Pull out every line below that contains the word "disease".

>> begin Provided material

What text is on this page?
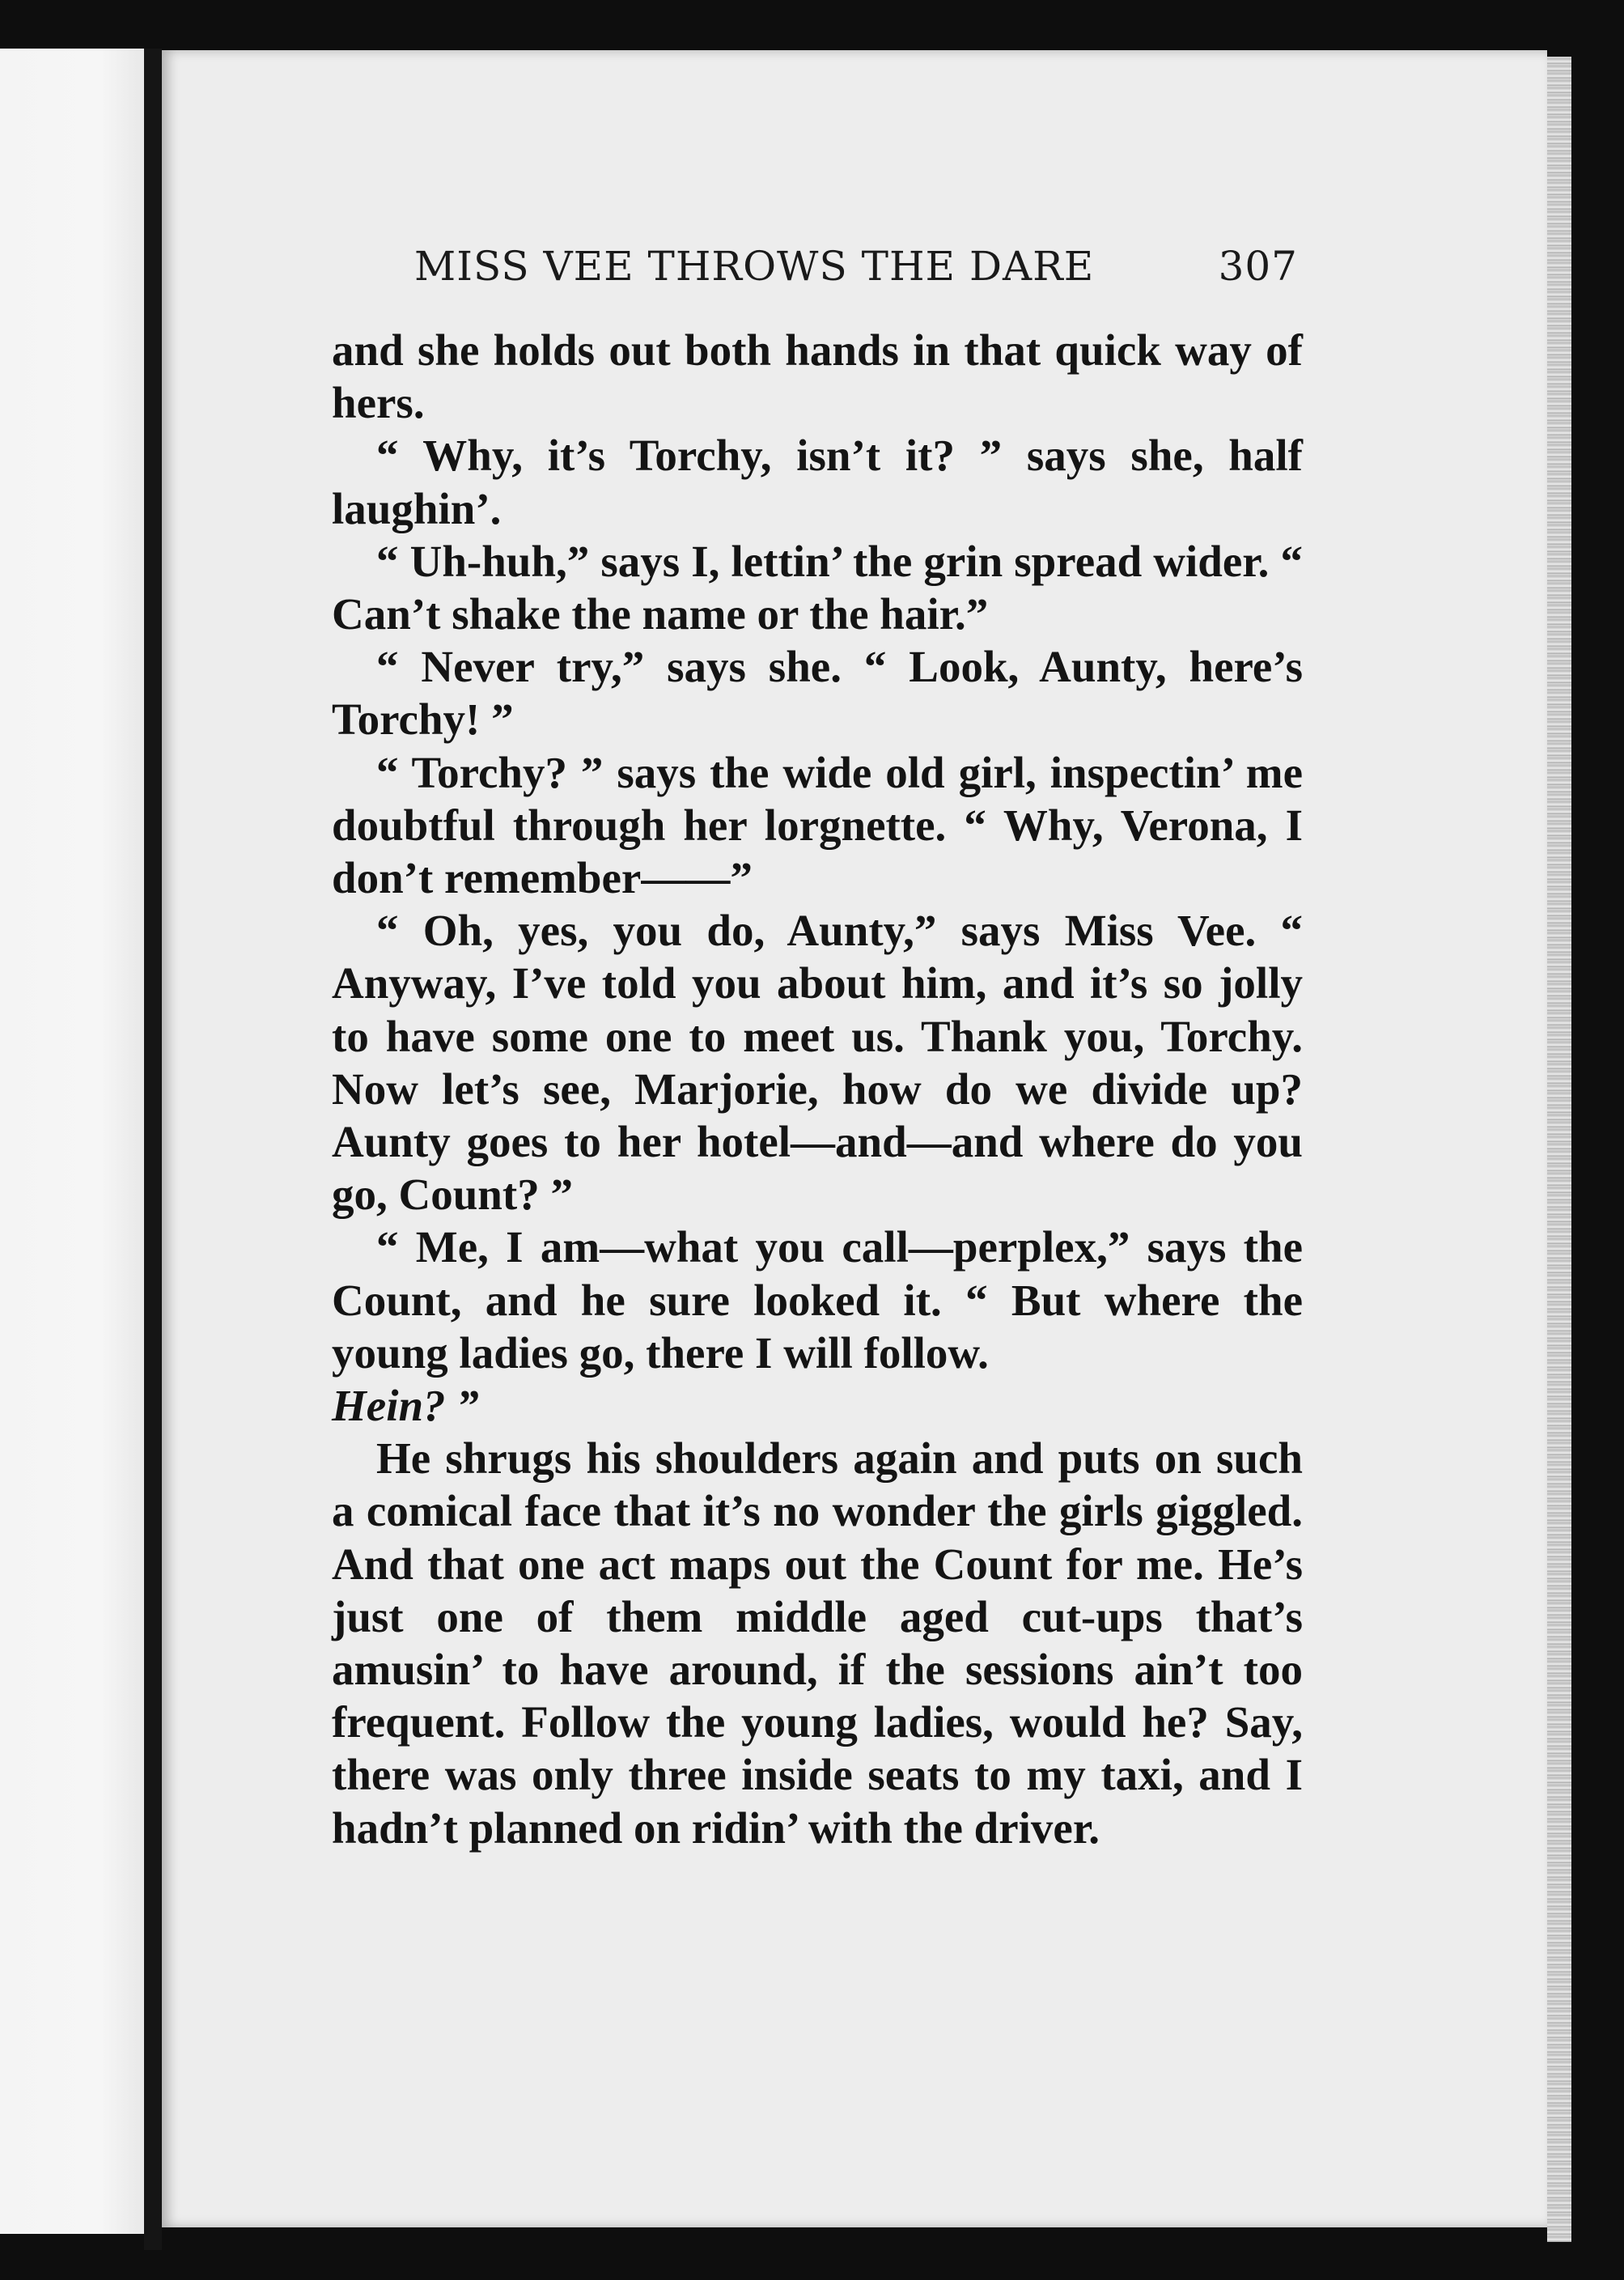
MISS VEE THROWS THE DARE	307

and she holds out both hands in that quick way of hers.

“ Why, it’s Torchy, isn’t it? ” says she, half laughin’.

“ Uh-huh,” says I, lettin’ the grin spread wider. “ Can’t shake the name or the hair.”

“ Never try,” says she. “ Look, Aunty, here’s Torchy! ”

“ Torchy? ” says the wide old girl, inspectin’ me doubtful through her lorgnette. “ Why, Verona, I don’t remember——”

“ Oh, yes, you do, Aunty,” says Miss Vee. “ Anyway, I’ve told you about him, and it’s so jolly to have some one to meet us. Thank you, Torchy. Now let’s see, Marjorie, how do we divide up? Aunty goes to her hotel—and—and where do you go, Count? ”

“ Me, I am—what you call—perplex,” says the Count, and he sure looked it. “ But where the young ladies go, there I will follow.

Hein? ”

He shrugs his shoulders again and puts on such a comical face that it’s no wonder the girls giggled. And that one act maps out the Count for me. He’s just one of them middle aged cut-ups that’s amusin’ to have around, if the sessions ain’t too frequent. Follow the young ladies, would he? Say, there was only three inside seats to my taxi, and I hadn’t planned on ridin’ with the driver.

>> end Provided material
>> begin Provided material

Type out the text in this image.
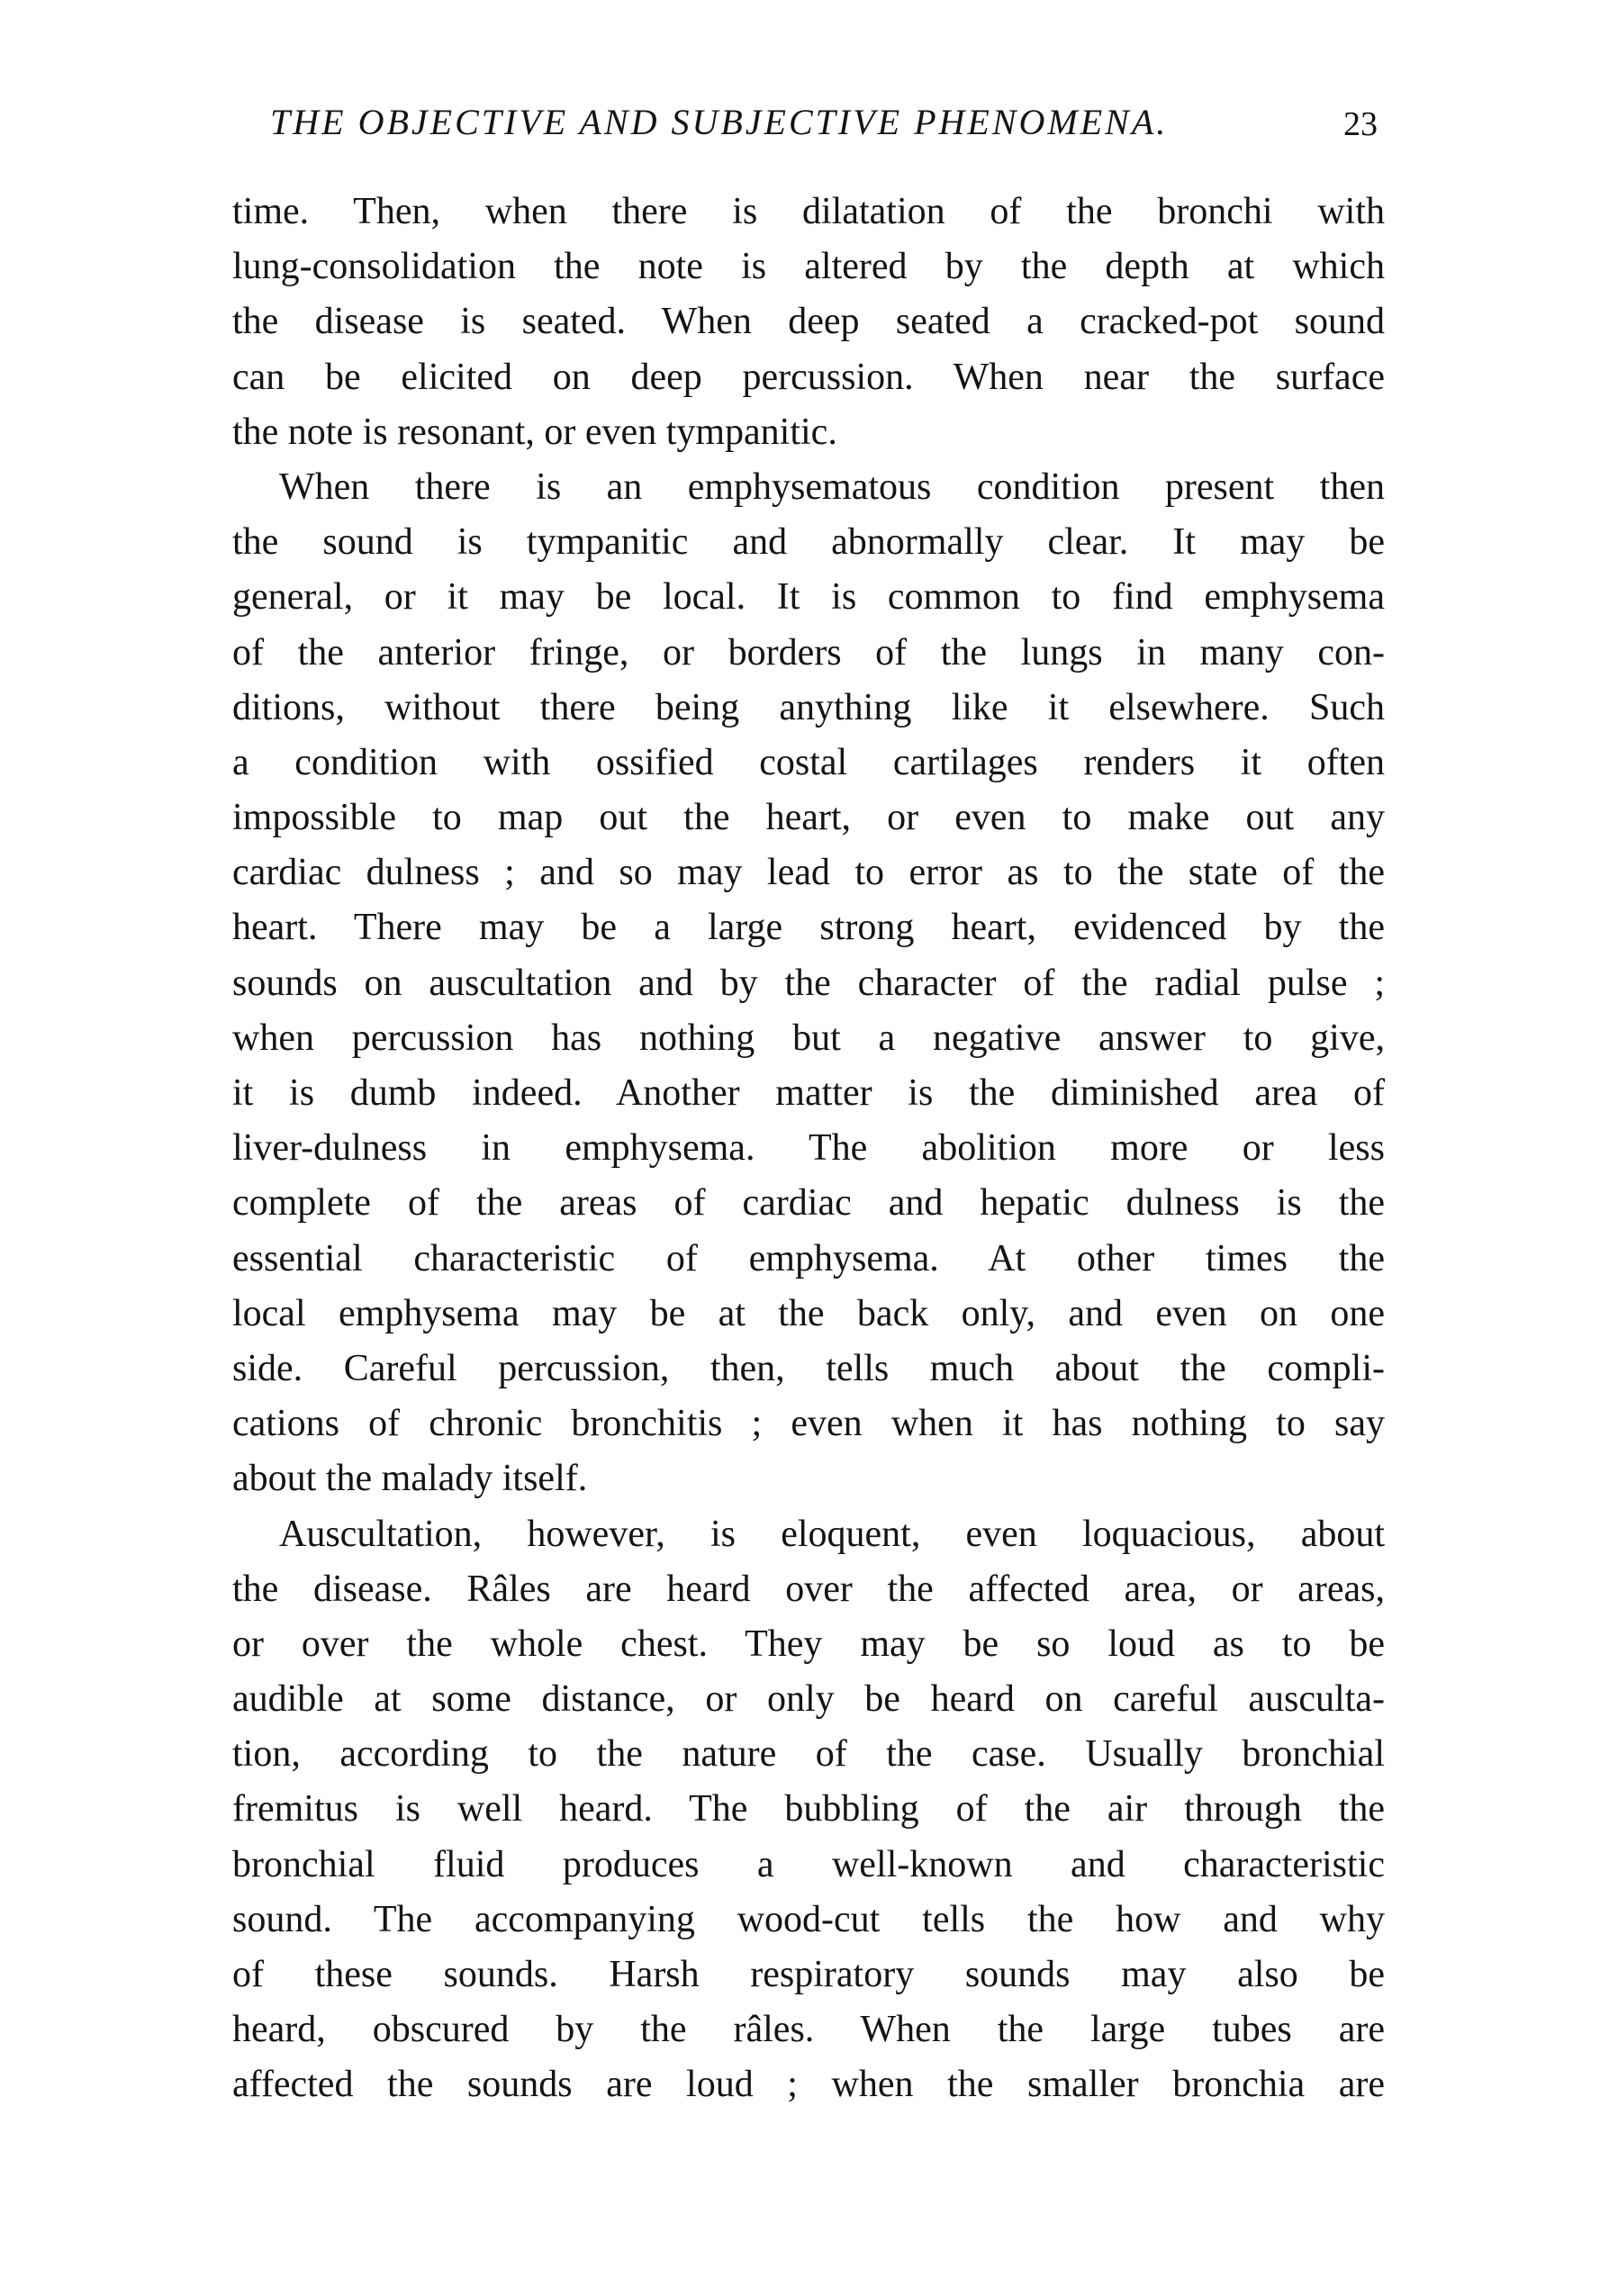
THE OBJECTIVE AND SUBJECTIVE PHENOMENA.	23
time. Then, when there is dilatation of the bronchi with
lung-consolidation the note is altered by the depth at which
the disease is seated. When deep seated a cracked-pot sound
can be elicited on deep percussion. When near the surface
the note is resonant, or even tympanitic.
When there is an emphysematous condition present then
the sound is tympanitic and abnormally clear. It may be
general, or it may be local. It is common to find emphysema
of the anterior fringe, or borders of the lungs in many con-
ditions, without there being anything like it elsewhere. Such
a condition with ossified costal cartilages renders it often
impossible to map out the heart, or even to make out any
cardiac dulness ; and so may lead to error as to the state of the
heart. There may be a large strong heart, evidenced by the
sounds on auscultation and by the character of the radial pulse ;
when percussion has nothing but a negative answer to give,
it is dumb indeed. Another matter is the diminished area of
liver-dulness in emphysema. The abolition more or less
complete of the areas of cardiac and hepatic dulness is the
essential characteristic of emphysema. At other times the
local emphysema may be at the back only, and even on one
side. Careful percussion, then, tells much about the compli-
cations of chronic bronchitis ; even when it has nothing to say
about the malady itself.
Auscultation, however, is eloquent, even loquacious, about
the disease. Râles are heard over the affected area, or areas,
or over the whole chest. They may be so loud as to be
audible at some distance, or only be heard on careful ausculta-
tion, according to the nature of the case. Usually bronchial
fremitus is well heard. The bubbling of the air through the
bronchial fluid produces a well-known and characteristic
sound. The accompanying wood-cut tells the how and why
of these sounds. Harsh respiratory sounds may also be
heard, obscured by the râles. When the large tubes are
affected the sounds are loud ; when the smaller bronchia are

>> end Provided material
>> begin Provided material

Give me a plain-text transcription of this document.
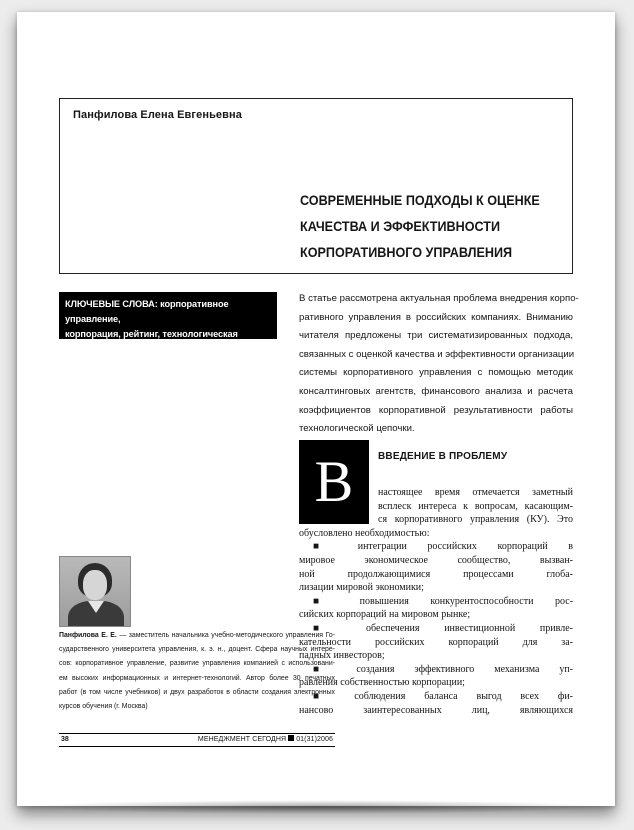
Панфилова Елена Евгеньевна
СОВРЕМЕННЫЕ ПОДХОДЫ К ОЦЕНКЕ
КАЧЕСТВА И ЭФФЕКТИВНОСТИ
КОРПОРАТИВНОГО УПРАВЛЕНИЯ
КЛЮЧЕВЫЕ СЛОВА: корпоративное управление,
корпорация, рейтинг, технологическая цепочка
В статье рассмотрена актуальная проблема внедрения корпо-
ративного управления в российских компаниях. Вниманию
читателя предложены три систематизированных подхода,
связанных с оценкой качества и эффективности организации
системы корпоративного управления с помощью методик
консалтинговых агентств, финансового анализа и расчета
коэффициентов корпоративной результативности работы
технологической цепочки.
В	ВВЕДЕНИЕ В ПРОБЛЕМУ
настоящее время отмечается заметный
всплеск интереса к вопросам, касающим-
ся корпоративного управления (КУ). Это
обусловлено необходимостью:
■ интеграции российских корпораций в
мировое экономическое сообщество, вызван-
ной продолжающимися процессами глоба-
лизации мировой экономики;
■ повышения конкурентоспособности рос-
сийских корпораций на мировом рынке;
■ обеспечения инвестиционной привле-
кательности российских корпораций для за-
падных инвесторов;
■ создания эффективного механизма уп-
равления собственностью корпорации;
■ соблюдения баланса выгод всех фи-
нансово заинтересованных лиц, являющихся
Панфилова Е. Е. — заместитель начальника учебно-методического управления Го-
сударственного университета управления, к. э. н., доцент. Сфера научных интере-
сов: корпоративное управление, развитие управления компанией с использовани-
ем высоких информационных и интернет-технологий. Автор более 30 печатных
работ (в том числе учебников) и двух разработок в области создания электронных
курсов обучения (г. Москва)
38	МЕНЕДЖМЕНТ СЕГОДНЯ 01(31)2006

>> end Provided material

Exercise solution:
the disease is seated. When deep seated a cracked-pot sound
the disease. Râles are heard over the affected area, or areas,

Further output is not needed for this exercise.